-- BEGIN --

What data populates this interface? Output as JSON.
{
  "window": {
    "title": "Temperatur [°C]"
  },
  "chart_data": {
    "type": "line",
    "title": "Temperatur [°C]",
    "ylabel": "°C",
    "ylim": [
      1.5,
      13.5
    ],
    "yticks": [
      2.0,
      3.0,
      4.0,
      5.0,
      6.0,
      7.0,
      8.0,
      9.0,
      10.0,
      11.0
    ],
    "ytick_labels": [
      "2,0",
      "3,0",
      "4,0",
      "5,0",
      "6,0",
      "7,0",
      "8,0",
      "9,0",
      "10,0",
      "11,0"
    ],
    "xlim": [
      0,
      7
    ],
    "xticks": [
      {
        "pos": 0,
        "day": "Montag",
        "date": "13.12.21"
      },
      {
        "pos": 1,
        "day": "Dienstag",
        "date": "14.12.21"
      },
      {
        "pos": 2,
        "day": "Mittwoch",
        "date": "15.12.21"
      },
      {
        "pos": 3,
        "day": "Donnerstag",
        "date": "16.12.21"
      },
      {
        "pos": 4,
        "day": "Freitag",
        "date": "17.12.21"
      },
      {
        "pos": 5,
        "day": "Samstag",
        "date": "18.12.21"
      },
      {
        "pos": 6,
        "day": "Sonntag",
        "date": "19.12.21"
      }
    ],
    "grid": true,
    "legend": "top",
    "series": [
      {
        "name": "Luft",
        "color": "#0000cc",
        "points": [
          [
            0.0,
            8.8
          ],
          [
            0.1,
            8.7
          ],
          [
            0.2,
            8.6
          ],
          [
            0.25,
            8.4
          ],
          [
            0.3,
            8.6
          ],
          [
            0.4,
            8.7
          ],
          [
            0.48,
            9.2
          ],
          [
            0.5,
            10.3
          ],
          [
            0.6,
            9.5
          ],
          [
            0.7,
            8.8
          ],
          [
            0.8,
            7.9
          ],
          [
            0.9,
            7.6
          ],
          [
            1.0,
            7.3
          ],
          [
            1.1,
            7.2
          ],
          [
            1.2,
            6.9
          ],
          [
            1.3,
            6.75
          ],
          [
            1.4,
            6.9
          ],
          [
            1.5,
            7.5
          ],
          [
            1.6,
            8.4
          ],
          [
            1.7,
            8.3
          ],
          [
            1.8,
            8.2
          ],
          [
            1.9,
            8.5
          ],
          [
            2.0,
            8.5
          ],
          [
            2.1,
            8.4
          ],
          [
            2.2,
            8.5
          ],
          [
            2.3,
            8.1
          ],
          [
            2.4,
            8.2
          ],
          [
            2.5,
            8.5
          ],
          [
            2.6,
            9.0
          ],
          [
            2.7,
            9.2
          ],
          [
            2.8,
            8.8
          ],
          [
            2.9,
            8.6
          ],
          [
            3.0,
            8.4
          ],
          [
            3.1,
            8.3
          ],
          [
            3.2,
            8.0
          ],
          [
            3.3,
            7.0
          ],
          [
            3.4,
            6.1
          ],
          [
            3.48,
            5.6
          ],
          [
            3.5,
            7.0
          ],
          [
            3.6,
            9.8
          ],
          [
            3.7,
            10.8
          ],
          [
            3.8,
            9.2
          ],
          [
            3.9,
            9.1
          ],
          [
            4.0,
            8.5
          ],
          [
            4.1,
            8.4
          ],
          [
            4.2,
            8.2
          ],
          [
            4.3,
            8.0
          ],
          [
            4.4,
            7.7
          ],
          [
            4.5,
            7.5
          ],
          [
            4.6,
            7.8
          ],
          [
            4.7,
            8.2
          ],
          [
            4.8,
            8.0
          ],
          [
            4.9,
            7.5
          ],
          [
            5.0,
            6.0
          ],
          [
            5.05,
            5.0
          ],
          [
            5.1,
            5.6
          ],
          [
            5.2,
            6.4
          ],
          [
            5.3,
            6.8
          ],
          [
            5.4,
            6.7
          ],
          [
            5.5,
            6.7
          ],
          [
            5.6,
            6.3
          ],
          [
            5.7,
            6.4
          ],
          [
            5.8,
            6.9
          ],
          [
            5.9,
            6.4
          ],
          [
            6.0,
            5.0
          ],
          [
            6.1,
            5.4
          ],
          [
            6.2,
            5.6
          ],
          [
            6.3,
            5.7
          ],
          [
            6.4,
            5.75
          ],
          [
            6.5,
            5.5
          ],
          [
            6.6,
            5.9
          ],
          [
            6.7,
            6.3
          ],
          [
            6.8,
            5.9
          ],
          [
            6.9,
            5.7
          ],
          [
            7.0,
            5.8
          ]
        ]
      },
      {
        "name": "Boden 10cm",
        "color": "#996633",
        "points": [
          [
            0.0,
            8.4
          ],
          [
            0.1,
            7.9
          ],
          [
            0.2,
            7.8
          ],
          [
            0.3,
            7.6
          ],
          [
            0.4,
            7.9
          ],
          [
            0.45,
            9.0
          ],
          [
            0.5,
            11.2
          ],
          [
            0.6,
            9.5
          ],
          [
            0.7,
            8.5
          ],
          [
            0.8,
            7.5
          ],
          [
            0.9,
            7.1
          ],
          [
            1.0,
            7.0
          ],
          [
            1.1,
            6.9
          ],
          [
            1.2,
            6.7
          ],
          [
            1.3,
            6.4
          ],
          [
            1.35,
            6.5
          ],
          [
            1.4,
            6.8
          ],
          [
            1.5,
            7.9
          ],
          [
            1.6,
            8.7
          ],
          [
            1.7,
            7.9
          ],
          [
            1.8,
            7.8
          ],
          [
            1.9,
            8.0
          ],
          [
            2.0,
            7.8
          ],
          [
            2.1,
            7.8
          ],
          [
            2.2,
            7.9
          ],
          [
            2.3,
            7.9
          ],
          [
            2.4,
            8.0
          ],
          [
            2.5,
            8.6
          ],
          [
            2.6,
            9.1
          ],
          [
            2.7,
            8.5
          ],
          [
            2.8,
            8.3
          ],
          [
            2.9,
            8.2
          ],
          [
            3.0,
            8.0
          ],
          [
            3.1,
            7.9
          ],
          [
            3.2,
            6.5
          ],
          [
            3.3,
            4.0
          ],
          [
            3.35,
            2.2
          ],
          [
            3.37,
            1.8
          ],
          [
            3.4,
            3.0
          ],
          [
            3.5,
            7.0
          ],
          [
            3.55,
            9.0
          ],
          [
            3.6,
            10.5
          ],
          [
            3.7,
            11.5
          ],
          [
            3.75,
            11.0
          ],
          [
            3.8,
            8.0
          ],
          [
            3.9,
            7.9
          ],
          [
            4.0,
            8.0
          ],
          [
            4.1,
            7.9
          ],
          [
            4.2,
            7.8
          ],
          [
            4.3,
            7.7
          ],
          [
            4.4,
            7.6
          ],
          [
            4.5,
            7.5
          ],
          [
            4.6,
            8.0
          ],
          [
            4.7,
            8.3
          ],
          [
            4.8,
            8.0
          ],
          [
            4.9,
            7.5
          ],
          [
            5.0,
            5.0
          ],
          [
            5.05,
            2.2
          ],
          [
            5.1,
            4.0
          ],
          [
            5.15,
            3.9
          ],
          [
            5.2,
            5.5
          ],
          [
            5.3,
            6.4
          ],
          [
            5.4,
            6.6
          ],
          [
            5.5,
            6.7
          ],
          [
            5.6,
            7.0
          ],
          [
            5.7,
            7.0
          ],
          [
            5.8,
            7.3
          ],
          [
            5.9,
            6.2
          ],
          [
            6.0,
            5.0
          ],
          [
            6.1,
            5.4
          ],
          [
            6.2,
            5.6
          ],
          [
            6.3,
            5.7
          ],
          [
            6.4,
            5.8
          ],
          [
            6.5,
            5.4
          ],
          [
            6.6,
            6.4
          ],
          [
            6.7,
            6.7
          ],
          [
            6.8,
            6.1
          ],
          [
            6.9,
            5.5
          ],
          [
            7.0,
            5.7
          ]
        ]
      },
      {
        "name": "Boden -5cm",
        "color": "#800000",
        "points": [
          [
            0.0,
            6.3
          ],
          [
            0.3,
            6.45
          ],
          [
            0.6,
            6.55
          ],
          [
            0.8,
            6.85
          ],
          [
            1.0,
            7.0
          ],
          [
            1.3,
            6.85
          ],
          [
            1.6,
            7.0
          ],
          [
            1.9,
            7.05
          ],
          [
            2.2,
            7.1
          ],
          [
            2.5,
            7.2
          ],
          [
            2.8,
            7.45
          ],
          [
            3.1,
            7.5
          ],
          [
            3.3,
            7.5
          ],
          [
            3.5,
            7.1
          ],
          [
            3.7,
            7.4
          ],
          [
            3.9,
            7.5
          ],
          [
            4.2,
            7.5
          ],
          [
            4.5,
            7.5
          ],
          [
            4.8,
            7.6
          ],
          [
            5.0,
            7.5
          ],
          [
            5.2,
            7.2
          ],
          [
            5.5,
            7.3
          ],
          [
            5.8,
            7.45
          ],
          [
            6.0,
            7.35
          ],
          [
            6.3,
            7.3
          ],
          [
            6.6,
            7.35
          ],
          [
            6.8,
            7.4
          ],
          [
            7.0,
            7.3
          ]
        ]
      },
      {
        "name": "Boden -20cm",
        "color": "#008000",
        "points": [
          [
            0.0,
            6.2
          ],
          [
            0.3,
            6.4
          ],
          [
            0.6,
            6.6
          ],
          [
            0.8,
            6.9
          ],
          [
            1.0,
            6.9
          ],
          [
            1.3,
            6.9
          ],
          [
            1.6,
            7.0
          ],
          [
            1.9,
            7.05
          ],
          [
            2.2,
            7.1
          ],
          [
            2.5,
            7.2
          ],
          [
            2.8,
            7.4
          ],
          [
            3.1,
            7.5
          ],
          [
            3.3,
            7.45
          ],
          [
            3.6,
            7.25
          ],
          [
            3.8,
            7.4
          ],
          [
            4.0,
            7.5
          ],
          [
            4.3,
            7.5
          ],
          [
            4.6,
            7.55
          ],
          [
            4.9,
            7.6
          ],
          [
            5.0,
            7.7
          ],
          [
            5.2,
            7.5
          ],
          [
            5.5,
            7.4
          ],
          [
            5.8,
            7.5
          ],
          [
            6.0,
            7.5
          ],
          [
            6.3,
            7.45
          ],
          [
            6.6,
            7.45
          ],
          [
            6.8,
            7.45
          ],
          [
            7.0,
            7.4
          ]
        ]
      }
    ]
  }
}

-- END --

TASK TO CARRY OUT —
Find how many lines in the listing hold "Temperatur", and reply with that number only.

SOLUTION TO THIS PROBLEM —
2